[START DATA PROVIDED]

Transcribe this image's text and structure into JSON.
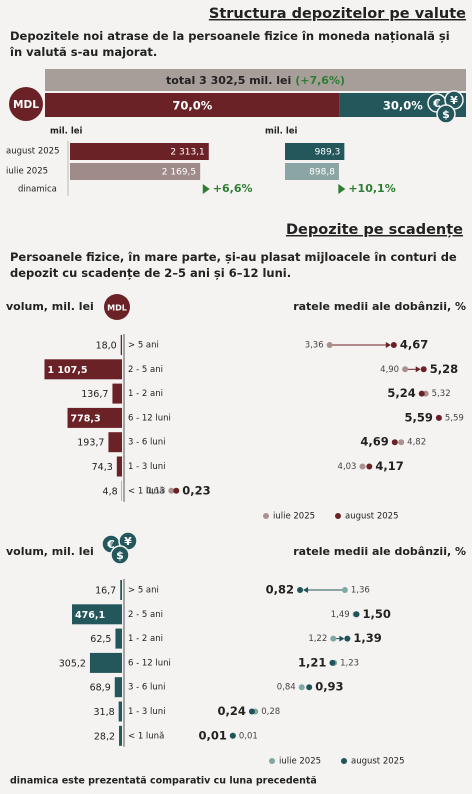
{
  "chart_data": [
    {
      "type": "share-bar",
      "title": "Structura depozitelor pe valute",
      "subtitle": "Depozitele noi atrase de la persoanele fizice în moneda națională și în valută s-au majorat.",
      "total_label": "total 3 302,5 mil. lei",
      "total_change": "(+7,6%)",
      "currency": "MDL",
      "fx_symbols": [
        "€",
        "¥",
        "$"
      ],
      "values": [
        70.0,
        30.0
      ],
      "value_labels": [
        "70,0%",
        "30,0%"
      ],
      "colors": [
        "#6b2226",
        "#23575c"
      ],
      "total_color": "#a89e99",
      "change_color": "#2e7d32"
    },
    {
      "type": "hbar",
      "unit_label": "mil. lei",
      "categories": [
        "august 2025",
        "iulie 2025"
      ],
      "series": [
        {
          "values": [
            2313.1,
            2169.5
          ],
          "value_labels": [
            "2 313,1",
            "2 169,5"
          ],
          "colors": [
            "#6b2226",
            "#a08b8b"
          ]
        },
        {
          "values": [
            989.3,
            898.8
          ],
          "value_labels": [
            "989,3",
            "898,8"
          ],
          "colors": [
            "#23575c",
            "#8aa5a3"
          ]
        }
      ],
      "dynamics_label": "dinamica",
      "dynamics": [
        "+6,6%",
        "+10,1%"
      ],
      "dynamics_color": "#2e7d32"
    },
    {
      "type": "maturity",
      "title": "Depozite pe scadențe",
      "subtitle": "Persoanele fizice, în mare parte, și-au plasat mijloacele în conturi de depozit cu scadențe de 2–5 ani și 6–12 luni.",
      "volume_label": "volum, mil. lei",
      "currency": "MDL",
      "rate_label": "ratele medii ale dobânzii, %",
      "categories": [
        "> 5 ani",
        "2 - 5 ani",
        "1 - 2 ani",
        "6 - 12 luni",
        "3 - 6 luni",
        "1 - 3 luni",
        "< 1 lună"
      ],
      "volumes": [
        18.0,
        1107.5,
        136.7,
        778.3,
        193.7,
        74.3,
        4.8
      ],
      "volume_labels": [
        "18,0",
        "1 107,5",
        "136,7",
        "778,3",
        "193,7",
        "74,3",
        "4,8"
      ],
      "volume_color": "#6b2226",
      "series": [
        {
          "name": "iulie 2025",
          "color": "#ac8f8f",
          "values": [
            3.36,
            4.9,
            5.32,
            5.59,
            4.82,
            4.03,
            0.13
          ],
          "value_labels": [
            "3,36",
            "4,90",
            "5,32",
            "5,59",
            "4,82",
            "4,03",
            "0,13"
          ]
        },
        {
          "name": "august 2025",
          "color": "#6b2226",
          "values": [
            4.67,
            5.28,
            5.24,
            5.59,
            4.69,
            4.17,
            0.23
          ],
          "value_labels": [
            "4,67",
            "5,28",
            "5,24",
            "5,59",
            "4,69",
            "4,17",
            "0,23"
          ]
        }
      ]
    },
    {
      "type": "maturity",
      "volume_label": "volum, mil. lei",
      "fx_symbols": [
        "€",
        "¥",
        "$"
      ],
      "rate_label": "ratele medii ale dobânzii, %",
      "categories": [
        "> 5 ani",
        "2 - 5 ani",
        "1 - 2 ani",
        "6 - 12 luni",
        "3 - 6 luni",
        "1 - 3 luni",
        "< 1 lună"
      ],
      "volumes": [
        16.7,
        476.1,
        62.5,
        305.2,
        68.9,
        31.8,
        28.2
      ],
      "volume_labels": [
        "16,7",
        "476,1",
        "62,5",
        "305,2",
        "68,9",
        "31,8",
        "28,2"
      ],
      "volume_color": "#23575c",
      "series": [
        {
          "name": "iulie 2025",
          "color": "#7fa8a4",
          "values": [
            1.36,
            1.49,
            1.22,
            1.23,
            0.84,
            0.28,
            0.01
          ],
          "value_labels": [
            "1,36",
            "1,49",
            "1,22",
            "1,23",
            "0,84",
            "0,28",
            "0,01"
          ]
        },
        {
          "name": "august 2025",
          "color": "#1f5459",
          "values": [
            0.82,
            1.5,
            1.39,
            1.21,
            0.93,
            0.24,
            0.01
          ],
          "value_labels": [
            "0,82",
            "1,50",
            "1,39",
            "1,21",
            "0,93",
            "0,24",
            "0,01"
          ]
        }
      ]
    }
  ],
  "footer": "dinamica este prezentată comparativ cu luna precedentă"
}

[END DATA PROVIDED]

→ GOAL:
Only a number is wanted: how many lines contain the word "scadențe"?

→ ANSWER TO THIS EXERCISE:
2